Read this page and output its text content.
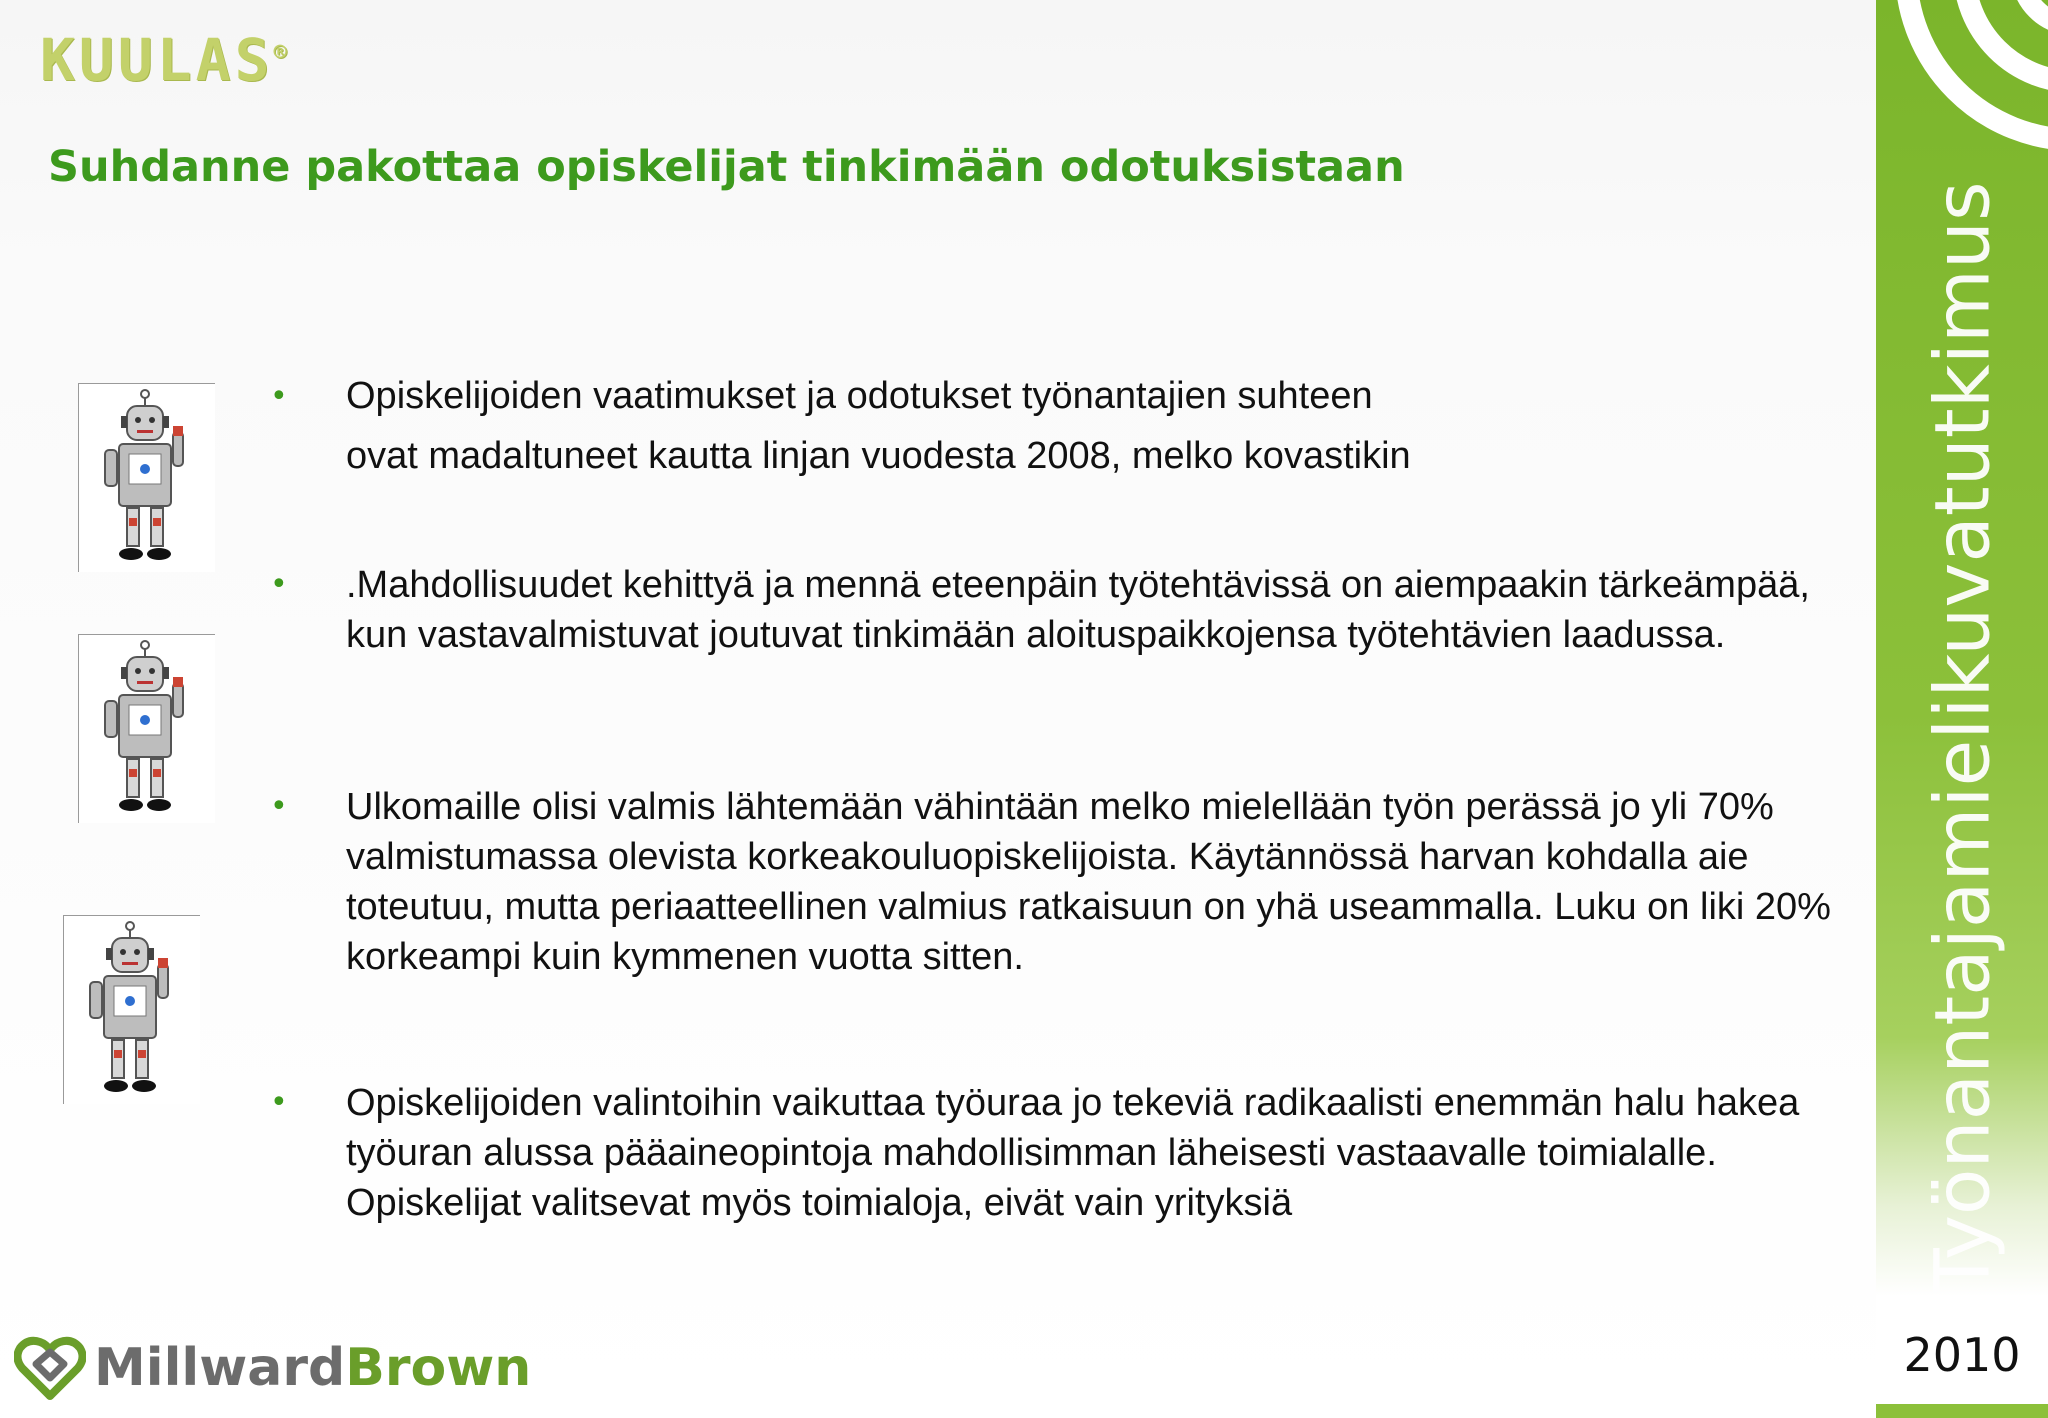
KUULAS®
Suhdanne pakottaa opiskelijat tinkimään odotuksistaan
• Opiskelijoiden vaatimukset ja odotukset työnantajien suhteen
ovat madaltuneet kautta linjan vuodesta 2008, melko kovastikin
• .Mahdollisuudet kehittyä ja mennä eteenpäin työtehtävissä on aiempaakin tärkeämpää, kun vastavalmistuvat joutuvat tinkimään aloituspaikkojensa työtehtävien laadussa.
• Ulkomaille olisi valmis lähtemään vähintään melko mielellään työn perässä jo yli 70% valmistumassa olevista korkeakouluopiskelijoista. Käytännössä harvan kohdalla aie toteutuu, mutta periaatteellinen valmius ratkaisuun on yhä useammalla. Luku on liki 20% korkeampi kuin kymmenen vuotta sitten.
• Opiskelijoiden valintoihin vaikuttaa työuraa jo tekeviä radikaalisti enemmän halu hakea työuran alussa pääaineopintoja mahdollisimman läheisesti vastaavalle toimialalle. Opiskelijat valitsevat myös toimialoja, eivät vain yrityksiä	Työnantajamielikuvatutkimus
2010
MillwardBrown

········

What you need to do: Quote the material exactly. Pictures stay out.

Task result:
Read this page and output its text content.
KUULAS®
Suhdanne pakottaa opiskelijat tinkimään odotuksistaan
• Opiskelijoiden vaatimukset ja odotukset työnantajien suhteen
ovat madaltuneet kautta linjan vuodesta 2008, melko kovastikin
• .Mahdollisuudet kehittyä ja mennä eteenpäin työtehtävissä on aiempaakin tärkeämpää, kun vastavalmistuvat joutuvat tinkimään aloituspaikkojensa työtehtävien laadussa.
• Ulkomaille olisi valmis lähtemään vähintään melko mielellään työn perässä jo yli 70% valmistumassa olevista korkeakouluopiskelijoista. Käytännössä harvan kohdalla aie toteutuu, mutta periaatteellinen valmius ratkaisuun on yhä useammalla. Luku on liki 20% korkeampi kuin kymmenen vuotta sitten.
• Opiskelijoiden valintoihin vaikuttaa työuraa jo tekeviä radikaalisti enemmän halu hakea työuran alussa pääaineopintoja mahdollisimman läheisesti vastaavalle toimialalle. Opiskelijat valitsevat myös toimialoja, eivät vain yrityksiä	Työnantajamielikuvatutkimus
2010
MillwardBrown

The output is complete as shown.